● The task: Reproduce all entries precisely, down to the last character.
[BEGIN Input data]
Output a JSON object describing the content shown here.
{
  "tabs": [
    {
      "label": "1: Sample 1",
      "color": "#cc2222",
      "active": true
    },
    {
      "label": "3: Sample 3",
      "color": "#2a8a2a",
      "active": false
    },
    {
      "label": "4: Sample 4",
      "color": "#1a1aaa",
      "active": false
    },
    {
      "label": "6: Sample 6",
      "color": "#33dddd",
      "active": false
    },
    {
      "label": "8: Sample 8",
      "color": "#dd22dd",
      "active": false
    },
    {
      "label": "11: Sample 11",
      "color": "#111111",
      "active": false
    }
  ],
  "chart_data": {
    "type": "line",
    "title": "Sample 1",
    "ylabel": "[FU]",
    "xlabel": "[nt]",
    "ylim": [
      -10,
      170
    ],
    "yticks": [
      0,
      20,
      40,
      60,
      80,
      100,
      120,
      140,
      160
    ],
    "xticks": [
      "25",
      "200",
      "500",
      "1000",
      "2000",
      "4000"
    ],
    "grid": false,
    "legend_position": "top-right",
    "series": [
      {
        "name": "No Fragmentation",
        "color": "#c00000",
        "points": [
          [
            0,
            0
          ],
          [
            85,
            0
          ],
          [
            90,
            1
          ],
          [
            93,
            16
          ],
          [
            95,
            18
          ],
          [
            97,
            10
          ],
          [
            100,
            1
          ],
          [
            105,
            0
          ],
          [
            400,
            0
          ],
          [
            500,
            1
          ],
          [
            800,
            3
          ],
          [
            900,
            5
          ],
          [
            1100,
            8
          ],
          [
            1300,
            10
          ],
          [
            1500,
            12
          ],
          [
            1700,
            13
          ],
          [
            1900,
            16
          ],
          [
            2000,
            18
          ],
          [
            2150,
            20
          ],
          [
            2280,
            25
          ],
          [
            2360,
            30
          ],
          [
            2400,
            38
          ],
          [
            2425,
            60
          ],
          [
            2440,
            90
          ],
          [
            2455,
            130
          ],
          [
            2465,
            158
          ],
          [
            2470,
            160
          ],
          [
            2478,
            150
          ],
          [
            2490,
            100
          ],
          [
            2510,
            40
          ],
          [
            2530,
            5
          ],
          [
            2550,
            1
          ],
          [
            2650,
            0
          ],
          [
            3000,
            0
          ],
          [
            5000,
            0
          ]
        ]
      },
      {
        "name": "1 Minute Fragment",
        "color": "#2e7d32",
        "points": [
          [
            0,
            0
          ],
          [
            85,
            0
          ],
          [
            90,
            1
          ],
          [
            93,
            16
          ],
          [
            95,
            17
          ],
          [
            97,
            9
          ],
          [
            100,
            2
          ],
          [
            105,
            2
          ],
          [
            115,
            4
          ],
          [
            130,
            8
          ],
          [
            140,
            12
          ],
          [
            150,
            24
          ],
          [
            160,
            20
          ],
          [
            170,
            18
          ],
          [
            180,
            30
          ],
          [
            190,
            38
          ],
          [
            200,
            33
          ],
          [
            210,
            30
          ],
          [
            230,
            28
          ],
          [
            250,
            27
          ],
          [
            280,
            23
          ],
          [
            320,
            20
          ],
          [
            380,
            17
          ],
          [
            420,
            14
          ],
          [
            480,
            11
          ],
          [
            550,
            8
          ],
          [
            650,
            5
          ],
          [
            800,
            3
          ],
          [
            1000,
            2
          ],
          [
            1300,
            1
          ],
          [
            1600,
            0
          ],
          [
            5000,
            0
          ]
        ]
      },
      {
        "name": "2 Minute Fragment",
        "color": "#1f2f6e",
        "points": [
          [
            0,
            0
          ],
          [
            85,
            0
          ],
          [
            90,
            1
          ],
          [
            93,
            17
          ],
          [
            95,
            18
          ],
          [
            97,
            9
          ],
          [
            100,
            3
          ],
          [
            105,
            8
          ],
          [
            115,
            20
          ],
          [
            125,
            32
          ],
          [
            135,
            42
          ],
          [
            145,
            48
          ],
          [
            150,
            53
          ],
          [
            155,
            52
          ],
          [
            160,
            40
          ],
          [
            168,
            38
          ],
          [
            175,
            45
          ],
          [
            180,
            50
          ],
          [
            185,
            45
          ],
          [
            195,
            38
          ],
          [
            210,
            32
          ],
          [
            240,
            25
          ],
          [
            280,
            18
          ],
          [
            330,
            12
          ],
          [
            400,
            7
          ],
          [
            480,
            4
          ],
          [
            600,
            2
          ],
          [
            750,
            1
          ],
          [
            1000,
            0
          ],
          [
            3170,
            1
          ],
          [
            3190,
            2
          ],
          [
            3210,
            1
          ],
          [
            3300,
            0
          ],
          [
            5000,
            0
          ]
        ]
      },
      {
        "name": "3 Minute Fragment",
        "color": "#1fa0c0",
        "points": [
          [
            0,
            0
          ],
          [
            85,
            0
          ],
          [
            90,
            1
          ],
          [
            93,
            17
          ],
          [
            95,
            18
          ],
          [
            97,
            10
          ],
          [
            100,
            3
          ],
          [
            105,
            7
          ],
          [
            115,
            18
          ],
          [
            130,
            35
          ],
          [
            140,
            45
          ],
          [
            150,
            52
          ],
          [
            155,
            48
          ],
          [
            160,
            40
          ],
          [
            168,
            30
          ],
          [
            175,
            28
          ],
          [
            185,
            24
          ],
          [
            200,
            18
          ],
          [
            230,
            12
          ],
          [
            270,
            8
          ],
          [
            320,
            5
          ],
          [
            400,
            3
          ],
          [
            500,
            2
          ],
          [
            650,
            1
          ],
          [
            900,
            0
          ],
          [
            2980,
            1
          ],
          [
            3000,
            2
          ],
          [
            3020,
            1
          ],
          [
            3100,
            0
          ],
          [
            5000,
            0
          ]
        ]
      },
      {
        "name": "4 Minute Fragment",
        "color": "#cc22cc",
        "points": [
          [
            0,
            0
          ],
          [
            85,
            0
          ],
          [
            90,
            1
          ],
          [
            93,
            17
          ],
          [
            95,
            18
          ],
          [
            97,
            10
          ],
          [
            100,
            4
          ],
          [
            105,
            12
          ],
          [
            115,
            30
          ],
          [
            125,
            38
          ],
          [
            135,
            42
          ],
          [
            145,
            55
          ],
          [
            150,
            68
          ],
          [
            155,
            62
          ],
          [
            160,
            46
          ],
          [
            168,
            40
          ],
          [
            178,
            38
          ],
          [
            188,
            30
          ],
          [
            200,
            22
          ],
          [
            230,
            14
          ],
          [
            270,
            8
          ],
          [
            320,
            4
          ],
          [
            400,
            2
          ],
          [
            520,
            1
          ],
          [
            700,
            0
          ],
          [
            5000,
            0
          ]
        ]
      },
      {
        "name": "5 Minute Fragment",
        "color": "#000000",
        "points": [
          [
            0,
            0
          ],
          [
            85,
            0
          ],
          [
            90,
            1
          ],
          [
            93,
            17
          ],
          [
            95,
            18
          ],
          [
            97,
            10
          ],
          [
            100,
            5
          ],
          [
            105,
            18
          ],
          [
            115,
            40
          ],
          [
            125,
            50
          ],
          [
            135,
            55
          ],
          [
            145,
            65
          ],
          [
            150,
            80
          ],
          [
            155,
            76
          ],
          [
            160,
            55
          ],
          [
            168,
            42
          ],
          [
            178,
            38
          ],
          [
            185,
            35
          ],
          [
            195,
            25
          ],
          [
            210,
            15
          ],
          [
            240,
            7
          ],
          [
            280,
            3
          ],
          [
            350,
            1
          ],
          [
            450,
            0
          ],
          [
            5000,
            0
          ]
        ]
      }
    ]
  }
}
[END Input data]
● Problem solution:
Output a JSON object describing the content shown here.
{
  "tabs": [
    {
      "label": "1: Sample 1",
      "color": "#cc2222",
      "active": true
    },
    {
      "label": "3: Sample 3",
      "color": "#2a8a2a",
      "active": false
    },
    {
      "label": "4: Sample 4",
      "color": "#1a1aaa",
      "active": false
    },
    {
      "label": "6: Sample 6",
      "color": "#33dddd",
      "active": false
    },
    {
      "label": "8: Sample 8",
      "color": "#dd22dd",
      "active": false
    },
    {
      "label": "11: Sample 11",
      "color": "#111111",
      "active": false
    }
  ],
  "chart_data": {
    "type": "line",
    "title": "Sample 1",
    "ylabel": "[FU]",
    "xlabel": "[nt]",
    "ylim": [
      -10,
      170
    ],
    "yticks": [
      0,
      20,
      40,
      60,
      80,
      100,
      120,
      140,
      160
    ],
    "xticks": [
      "25",
      "200",
      "500",
      "1000",
      "2000",
      "4000"
    ],
    "grid": false,
    "legend_position": "top-right",
    "series": [
      {
        "name": "No Fragmentation",
        "color": "#c00000",
        "points": [
          [
            0,
            0
          ],
          [
            85,
            0
          ],
          [
            90,
            1
          ],
          [
            93,
            16
          ],
          [
            95,
            18
          ],
          [
            97,
            10
          ],
          [
            100,
            1
          ],
          [
            105,
            0
          ],
          [
            400,
            0
          ],
          [
            500,
            1
          ],
          [
            800,
            3
          ],
          [
            900,
            5
          ],
          [
            1100,
            8
          ],
          [
            1300,
            10
          ],
          [
            1500,
            12
          ],
          [
            1700,
            13
          ],
          [
            1900,
            16
          ],
          [
            2000,
            18
          ],
          [
            2150,
            20
          ],
          [
            2280,
            25
          ],
          [
            2360,
            30
          ],
          [
            2400,
            38
          ],
          [
            2425,
            60
          ],
          [
            2440,
            90
          ],
          [
            2455,
            130
          ],
          [
            2465,
            158
          ],
          [
            2470,
            160
          ],
          [
            2478,
            150
          ],
          [
            2490,
            100
          ],
          [
            2510,
            40
          ],
          [
            2530,
            5
          ],
          [
            2550,
            1
          ],
          [
            2650,
            0
          ],
          [
            3000,
            0
          ],
          [
            5000,
            0
          ]
        ]
      },
      {
        "name": "1 Minute Fragment",
        "color": "#2e7d32",
        "points": [
          [
            0,
            0
          ],
          [
            85,
            0
          ],
          [
            90,
            1
          ],
          [
            93,
            16
          ],
          [
            95,
            17
          ],
          [
            97,
            9
          ],
          [
            100,
            2
          ],
          [
            105,
            2
          ],
          [
            115,
            4
          ],
          [
            130,
            8
          ],
          [
            140,
            12
          ],
          [
            150,
            24
          ],
          [
            160,
            20
          ],
          [
            170,
            18
          ],
          [
            180,
            30
          ],
          [
            190,
            38
          ],
          [
            200,
            33
          ],
          [
            210,
            30
          ],
          [
            230,
            28
          ],
          [
            250,
            27
          ],
          [
            280,
            23
          ],
          [
            320,
            20
          ],
          [
            380,
            17
          ],
          [
            420,
            14
          ],
          [
            480,
            11
          ],
          [
            550,
            8
          ],
          [
            650,
            5
          ],
          [
            800,
            3
          ],
          [
            1000,
            2
          ],
          [
            1300,
            1
          ],
          [
            1600,
            0
          ],
          [
            5000,
            0
          ]
        ]
      },
      {
        "name": "2 Minute Fragment",
        "color": "#1f2f6e",
        "points": [
          [
            0,
            0
          ],
          [
            85,
            0
          ],
          [
            90,
            1
          ],
          [
            93,
            17
          ],
          [
            95,
            18
          ],
          [
            97,
            9
          ],
          [
            100,
            3
          ],
          [
            105,
            8
          ],
          [
            115,
            20
          ],
          [
            125,
            32
          ],
          [
            135,
            42
          ],
          [
            145,
            48
          ],
          [
            150,
            53
          ],
          [
            155,
            52
          ],
          [
            160,
            40
          ],
          [
            168,
            38
          ],
          [
            175,
            45
          ],
          [
            180,
            50
          ],
          [
            185,
            45
          ],
          [
            195,
            38
          ],
          [
            210,
            32
          ],
          [
            240,
            25
          ],
          [
            280,
            18
          ],
          [
            330,
            12
          ],
          [
            400,
            7
          ],
          [
            480,
            4
          ],
          [
            600,
            2
          ],
          [
            750,
            1
          ],
          [
            1000,
            0
          ],
          [
            3170,
            1
          ],
          [
            3190,
            2
          ],
          [
            3210,
            1
          ],
          [
            3300,
            0
          ],
          [
            5000,
            0
          ]
        ]
      },
      {
        "name": "3 Minute Fragment",
        "color": "#1fa0c0",
        "points": [
          [
            0,
            0
          ],
          [
            85,
            0
          ],
          [
            90,
            1
          ],
          [
            93,
            17
          ],
          [
            95,
            18
          ],
          [
            97,
            10
          ],
          [
            100,
            3
          ],
          [
            105,
            7
          ],
          [
            115,
            18
          ],
          [
            130,
            35
          ],
          [
            140,
            45
          ],
          [
            150,
            52
          ],
          [
            155,
            48
          ],
          [
            160,
            40
          ],
          [
            168,
            30
          ],
          [
            175,
            28
          ],
          [
            185,
            24
          ],
          [
            200,
            18
          ],
          [
            230,
            12
          ],
          [
            270,
            8
          ],
          [
            320,
            5
          ],
          [
            400,
            3
          ],
          [
            500,
            2
          ],
          [
            650,
            1
          ],
          [
            900,
            0
          ],
          [
            2980,
            1
          ],
          [
            3000,
            2
          ],
          [
            3020,
            1
          ],
          [
            3100,
            0
          ],
          [
            5000,
            0
          ]
        ]
      },
      {
        "name": "4 Minute Fragment",
        "color": "#cc22cc",
        "points": [
          [
            0,
            0
          ],
          [
            85,
            0
          ],
          [
            90,
            1
          ],
          [
            93,
            17
          ],
          [
            95,
            18
          ],
          [
            97,
            10
          ],
          [
            100,
            4
          ],
          [
            105,
            12
          ],
          [
            115,
            30
          ],
          [
            125,
            38
          ],
          [
            135,
            42
          ],
          [
            145,
            55
          ],
          [
            150,
            68
          ],
          [
            155,
            62
          ],
          [
            160,
            46
          ],
          [
            168,
            40
          ],
          [
            178,
            38
          ],
          [
            188,
            30
          ],
          [
            200,
            22
          ],
          [
            230,
            14
          ],
          [
            270,
            8
          ],
          [
            320,
            4
          ],
          [
            400,
            2
          ],
          [
            520,
            1
          ],
          [
            700,
            0
          ],
          [
            5000,
            0
          ]
        ]
      },
      {
        "name": "5 Minute Fragment",
        "color": "#000000",
        "points": [
          [
            0,
            0
          ],
          [
            85,
            0
          ],
          [
            90,
            1
          ],
          [
            93,
            17
          ],
          [
            95,
            18
          ],
          [
            97,
            10
          ],
          [
            100,
            5
          ],
          [
            105,
            18
          ],
          [
            115,
            40
          ],
          [
            125,
            50
          ],
          [
            135,
            55
          ],
          [
            145,
            65
          ],
          [
            150,
            80
          ],
          [
            155,
            76
          ],
          [
            160,
            55
          ],
          [
            168,
            42
          ],
          [
            178,
            38
          ],
          [
            185,
            35
          ],
          [
            195,
            25
          ],
          [
            210,
            15
          ],
          [
            240,
            7
          ],
          [
            280,
            3
          ],
          [
            350,
            1
          ],
          [
            450,
            0
          ],
          [
            5000,
            0
          ]
        ]
      }
    ]
  }
}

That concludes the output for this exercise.